== Data listing
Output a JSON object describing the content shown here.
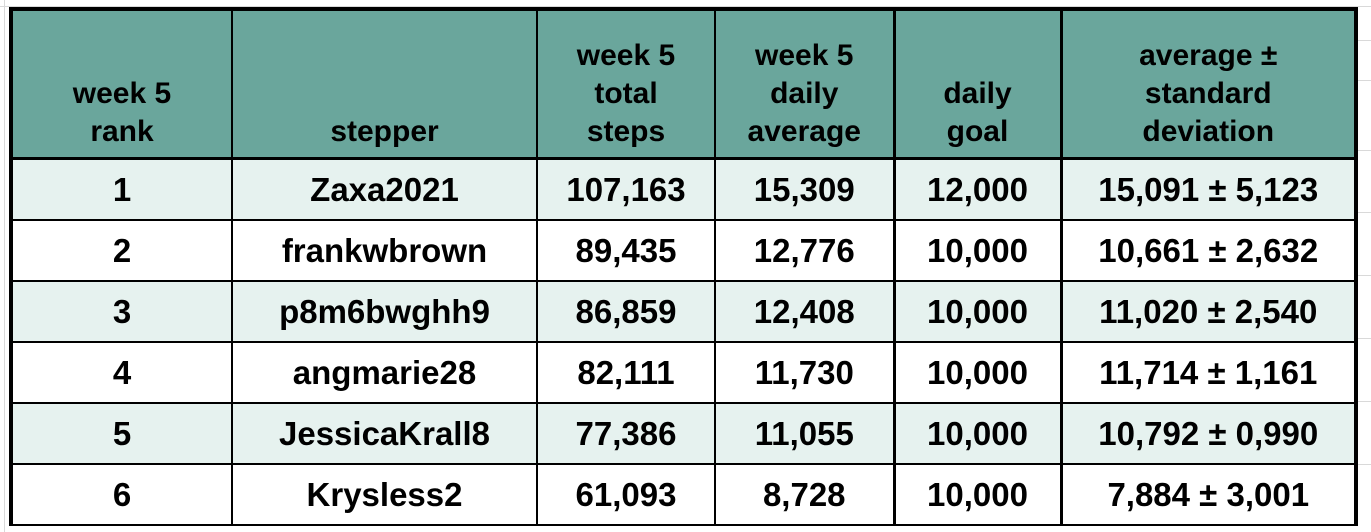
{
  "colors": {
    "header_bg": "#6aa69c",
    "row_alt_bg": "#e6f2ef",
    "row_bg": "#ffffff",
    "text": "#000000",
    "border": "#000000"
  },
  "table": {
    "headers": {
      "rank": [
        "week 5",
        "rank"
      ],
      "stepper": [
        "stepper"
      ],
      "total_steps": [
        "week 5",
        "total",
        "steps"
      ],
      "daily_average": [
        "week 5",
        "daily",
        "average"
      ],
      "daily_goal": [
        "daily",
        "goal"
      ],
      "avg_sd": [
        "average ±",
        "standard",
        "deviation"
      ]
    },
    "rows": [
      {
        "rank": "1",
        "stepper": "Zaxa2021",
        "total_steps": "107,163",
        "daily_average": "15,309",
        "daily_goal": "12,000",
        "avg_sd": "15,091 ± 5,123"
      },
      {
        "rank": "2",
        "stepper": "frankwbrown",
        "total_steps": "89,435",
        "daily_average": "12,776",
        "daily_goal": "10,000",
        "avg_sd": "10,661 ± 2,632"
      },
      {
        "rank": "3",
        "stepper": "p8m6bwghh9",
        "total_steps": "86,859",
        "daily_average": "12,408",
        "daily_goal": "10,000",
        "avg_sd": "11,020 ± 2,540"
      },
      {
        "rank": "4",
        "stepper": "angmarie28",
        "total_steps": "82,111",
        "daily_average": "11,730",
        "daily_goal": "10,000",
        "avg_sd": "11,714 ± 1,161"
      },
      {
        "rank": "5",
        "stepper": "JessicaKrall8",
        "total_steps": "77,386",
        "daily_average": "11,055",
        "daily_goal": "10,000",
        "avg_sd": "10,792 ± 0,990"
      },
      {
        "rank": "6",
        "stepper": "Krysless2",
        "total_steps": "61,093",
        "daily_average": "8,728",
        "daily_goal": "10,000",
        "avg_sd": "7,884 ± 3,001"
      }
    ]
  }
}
====
== Data listing
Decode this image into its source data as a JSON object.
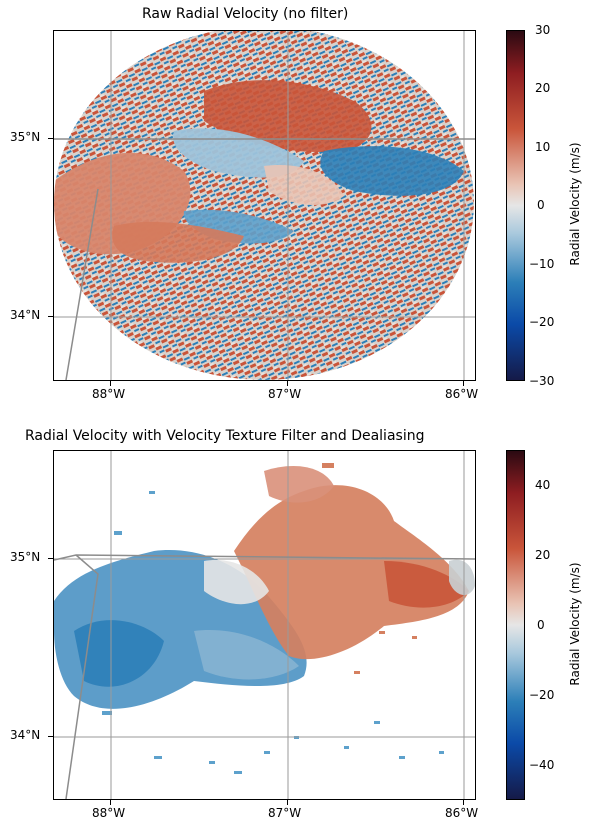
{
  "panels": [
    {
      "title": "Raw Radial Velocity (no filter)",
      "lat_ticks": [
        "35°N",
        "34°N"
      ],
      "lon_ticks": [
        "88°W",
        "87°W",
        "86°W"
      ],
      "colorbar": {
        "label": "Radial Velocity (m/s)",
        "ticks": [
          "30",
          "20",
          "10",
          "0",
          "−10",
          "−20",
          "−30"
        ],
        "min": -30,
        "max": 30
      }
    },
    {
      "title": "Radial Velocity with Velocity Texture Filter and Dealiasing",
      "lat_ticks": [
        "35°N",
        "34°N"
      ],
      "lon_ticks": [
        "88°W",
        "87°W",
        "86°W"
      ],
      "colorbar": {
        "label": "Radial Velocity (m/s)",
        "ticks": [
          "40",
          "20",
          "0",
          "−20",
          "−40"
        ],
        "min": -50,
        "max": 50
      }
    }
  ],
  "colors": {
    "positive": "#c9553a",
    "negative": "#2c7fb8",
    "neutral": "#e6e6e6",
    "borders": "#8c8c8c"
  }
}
====
▶ _Your objective_
Give the number of lines in the material above that have the word "Radial" in them, and nothing more.

▶ _Solution for this task_
4